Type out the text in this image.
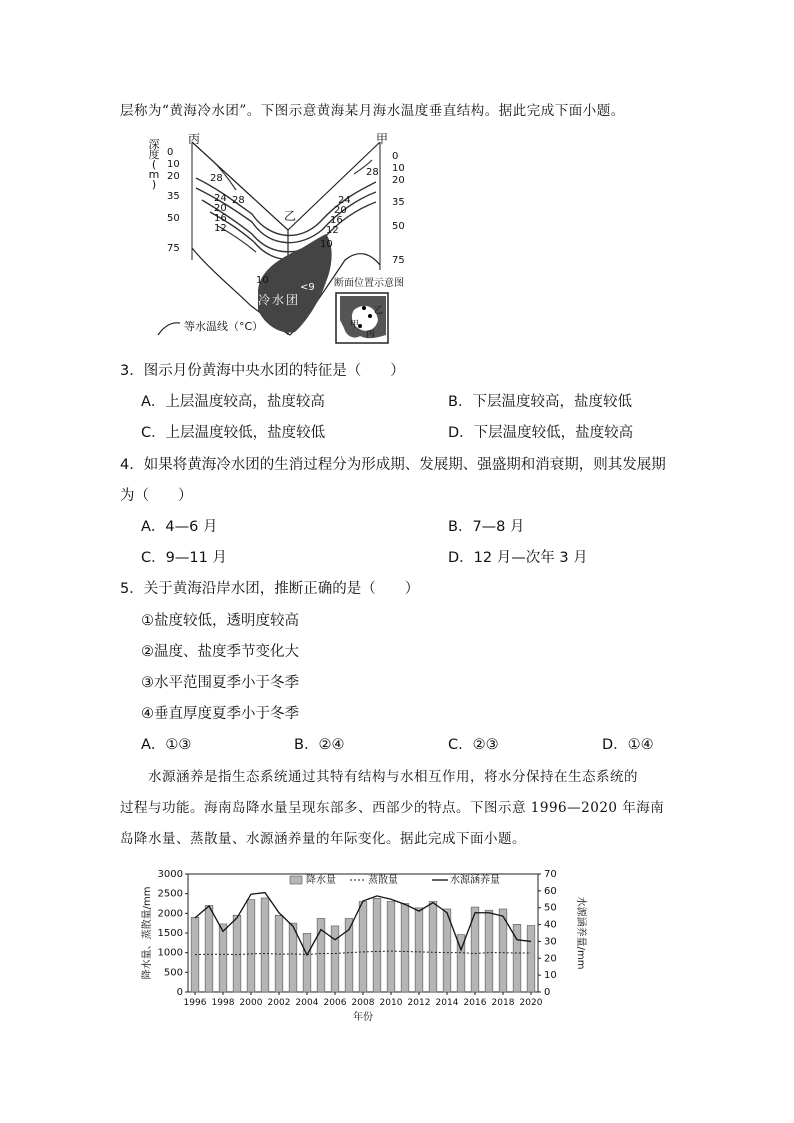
层称为“黄海冷水团”。下图示意黄海某月海水温度垂直结构。据此完成下面小题。
丙	甲
乙
深
度
(
m
)
0
10
20
35
50
75
0
10
20
35
50
75
28
24 28
20
16
12
10
28
24
20
16
12
10
冷水团
<9 断面位置示意图
乙
甲
丙
等水温线（°C）
3．图示月份黄海中央水团的特征是（　　）
A．上层温度较高，盐度较高	B．下层温度较高，盐度较低
C．上层温度较低，盐度较低	D．下层温度较低，盐度较高
4．如果将黄海冷水团的生消过程分为形成期、发展期、强盛期和消衰期，则其发展期
为（　　）
A．4—6 月	B．7—8 月
C．9—11 月	D．12 月—次年 3 月
5．关于黄海沿岸水团，推断正确的是（　　）
①盐度较低，透明度较高
②温度、盐度季节变化大
③水平范围夏季小于冬季
④垂直厚度夏季小于冬季
A．①③	B．②④	C．②③	D．①④
水源涵养是指生态系统通过其特有结构与水相互作用，将水分保持在生态系统的
过程与功能。海南岛降水量呈现东部多、西部少的特点。下图示意 1996—2020 年海南
岛降水量、蒸散量、水源涵养量的年际变化。据此完成下面小题。
0
500
1000
1500
2000
2500
3000
0
10
20
30
40
50
60
70
1996 1998 2000 2002 2004 2006 2008 2010 2012 2014 2016 2018 2020
年份
降水量、蒸散量/mm	水源涵养量/mm
降水量	蒸散量	水源涵养量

● WHAT THIS TASK INVOLVES
Transcribe the material exactly, keeping every word and none of the pictures.

● EXERCISE OUTPUT
Type out the text in this image.
层称为“黄海冷水团”。下图示意黄海某月海水温度垂直结构。据此完成下面小题。
丙	甲
乙
深
度
(
m
)
0
10
20
35
50
75
0
10
20
35
50
75
28
24 28
20
16
12
10
28
24
20
16
12
10
冷水团
<9 断面位置示意图
乙
甲
丙
等水温线（°C）
3．图示月份黄海中央水团的特征是（　　）
A．上层温度较高，盐度较高	B．下层温度较高，盐度较低
C．上层温度较低，盐度较低	D．下层温度较低，盐度较高
4．如果将黄海冷水团的生消过程分为形成期、发展期、强盛期和消衰期，则其发展期
为（　　）
A．4—6 月	B．7—8 月
C．9—11 月	D．12 月—次年 3 月
5．关于黄海沿岸水团，推断正确的是（　　）
①盐度较低，透明度较高
②温度、盐度季节变化大
③水平范围夏季小于冬季
④垂直厚度夏季小于冬季
A．①③	B．②④	C．②③	D．①④
水源涵养是指生态系统通过其特有结构与水相互作用，将水分保持在生态系统的
过程与功能。海南岛降水量呈现东部多、西部少的特点。下图示意 1996—2020 年海南
岛降水量、蒸散量、水源涵养量的年际变化。据此完成下面小题。
0
500
1000
1500
2000
2500
3000
0
10
20
30
40
50
60
70
1996 1998 2000 2002 2004 2006 2008 2010 2012 2014 2016 2018 2020
年份
降水量、蒸散量/mm	水源涵养量/mm
降水量	蒸散量	水源涵养量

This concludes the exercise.